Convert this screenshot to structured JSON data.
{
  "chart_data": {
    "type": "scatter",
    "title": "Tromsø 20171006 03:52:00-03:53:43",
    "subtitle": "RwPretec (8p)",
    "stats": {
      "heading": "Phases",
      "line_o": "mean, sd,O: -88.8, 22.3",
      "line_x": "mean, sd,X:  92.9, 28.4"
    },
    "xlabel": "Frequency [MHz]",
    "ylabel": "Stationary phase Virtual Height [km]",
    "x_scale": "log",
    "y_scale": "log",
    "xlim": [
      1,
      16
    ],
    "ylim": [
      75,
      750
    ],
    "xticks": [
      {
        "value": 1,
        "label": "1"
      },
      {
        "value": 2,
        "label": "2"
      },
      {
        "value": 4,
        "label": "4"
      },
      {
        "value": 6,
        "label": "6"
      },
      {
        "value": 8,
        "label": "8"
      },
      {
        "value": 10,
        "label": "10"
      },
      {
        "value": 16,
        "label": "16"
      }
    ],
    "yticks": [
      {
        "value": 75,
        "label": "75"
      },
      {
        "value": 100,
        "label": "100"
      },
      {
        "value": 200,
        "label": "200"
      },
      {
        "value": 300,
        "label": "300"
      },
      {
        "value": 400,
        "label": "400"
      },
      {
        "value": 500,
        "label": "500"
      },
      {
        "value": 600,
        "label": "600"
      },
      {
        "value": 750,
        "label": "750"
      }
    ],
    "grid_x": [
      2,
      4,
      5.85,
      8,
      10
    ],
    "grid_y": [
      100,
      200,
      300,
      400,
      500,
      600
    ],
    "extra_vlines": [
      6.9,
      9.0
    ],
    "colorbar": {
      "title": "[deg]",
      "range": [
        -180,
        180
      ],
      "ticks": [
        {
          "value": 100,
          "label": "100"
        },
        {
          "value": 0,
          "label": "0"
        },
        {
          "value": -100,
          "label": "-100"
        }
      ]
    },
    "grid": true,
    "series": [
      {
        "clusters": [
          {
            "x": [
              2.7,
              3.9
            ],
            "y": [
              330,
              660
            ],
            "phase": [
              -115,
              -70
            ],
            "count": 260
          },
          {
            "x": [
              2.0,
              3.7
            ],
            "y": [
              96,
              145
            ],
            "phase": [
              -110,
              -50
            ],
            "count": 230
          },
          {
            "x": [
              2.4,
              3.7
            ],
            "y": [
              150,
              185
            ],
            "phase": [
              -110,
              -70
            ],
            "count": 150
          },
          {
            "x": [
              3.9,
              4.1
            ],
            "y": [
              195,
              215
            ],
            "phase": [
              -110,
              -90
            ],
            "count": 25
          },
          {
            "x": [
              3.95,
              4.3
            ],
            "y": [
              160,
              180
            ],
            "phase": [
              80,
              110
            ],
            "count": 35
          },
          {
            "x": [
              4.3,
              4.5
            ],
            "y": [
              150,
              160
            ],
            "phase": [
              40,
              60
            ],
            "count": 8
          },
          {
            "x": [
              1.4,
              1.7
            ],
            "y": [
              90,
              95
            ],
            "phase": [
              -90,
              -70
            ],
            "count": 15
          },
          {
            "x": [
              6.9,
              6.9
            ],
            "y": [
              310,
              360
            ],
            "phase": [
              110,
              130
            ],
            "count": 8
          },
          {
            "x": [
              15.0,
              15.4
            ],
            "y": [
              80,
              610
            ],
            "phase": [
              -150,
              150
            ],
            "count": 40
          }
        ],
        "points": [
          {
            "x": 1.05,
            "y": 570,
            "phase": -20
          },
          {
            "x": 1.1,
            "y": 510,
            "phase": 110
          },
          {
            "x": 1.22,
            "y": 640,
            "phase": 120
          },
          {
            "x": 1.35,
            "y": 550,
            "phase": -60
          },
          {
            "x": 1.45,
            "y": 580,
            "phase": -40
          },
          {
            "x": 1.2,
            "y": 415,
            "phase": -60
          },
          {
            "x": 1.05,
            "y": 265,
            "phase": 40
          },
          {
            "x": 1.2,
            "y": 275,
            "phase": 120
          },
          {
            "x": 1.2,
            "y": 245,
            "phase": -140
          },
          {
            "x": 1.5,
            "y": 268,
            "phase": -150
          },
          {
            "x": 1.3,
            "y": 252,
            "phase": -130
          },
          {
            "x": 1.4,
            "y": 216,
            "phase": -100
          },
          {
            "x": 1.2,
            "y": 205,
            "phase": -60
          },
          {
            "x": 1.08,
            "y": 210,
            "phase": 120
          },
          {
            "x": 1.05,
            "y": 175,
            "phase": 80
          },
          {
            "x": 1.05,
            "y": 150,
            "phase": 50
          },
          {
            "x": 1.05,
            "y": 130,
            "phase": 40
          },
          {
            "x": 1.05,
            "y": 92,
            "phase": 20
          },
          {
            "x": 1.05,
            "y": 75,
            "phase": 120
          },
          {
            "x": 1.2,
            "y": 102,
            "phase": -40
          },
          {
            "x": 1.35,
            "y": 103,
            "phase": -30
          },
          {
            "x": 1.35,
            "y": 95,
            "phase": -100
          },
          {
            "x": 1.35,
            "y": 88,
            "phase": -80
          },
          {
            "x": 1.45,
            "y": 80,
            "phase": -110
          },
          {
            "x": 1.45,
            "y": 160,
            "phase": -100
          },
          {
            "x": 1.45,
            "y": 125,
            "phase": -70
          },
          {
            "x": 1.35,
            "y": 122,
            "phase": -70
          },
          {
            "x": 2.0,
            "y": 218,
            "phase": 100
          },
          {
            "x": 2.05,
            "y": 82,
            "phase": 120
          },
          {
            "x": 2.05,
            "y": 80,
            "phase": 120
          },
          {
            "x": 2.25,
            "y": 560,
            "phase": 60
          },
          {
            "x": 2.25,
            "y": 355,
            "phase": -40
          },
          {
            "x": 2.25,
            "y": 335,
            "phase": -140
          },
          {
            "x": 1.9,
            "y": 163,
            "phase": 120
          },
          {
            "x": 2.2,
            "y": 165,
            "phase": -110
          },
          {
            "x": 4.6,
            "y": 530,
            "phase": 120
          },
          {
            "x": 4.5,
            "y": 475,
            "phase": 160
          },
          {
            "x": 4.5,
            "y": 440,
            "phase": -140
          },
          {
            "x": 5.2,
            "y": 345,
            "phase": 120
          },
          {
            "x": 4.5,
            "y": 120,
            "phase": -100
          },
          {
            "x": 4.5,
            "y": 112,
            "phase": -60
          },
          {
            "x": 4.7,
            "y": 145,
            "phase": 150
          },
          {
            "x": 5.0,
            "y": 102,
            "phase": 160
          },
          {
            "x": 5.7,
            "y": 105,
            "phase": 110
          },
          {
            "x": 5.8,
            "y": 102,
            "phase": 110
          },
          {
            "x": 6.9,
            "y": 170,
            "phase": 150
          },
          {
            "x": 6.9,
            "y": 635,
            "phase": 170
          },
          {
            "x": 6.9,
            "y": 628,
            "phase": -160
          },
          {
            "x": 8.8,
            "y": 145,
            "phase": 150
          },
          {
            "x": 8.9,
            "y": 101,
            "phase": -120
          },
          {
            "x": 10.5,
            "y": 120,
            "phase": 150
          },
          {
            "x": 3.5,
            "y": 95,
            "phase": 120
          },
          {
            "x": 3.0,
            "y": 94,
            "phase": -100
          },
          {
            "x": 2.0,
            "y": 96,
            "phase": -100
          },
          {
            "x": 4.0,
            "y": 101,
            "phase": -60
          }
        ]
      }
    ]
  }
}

+===+

Using the listing above, return all lines where the word "count" occurs.

#### Solved exercise:
            "count": 260
            "count": 230
            "count": 150
            "count": 25
            "count": 35
            "count": 8
            "count": 15
            "count": 8
            "count": 40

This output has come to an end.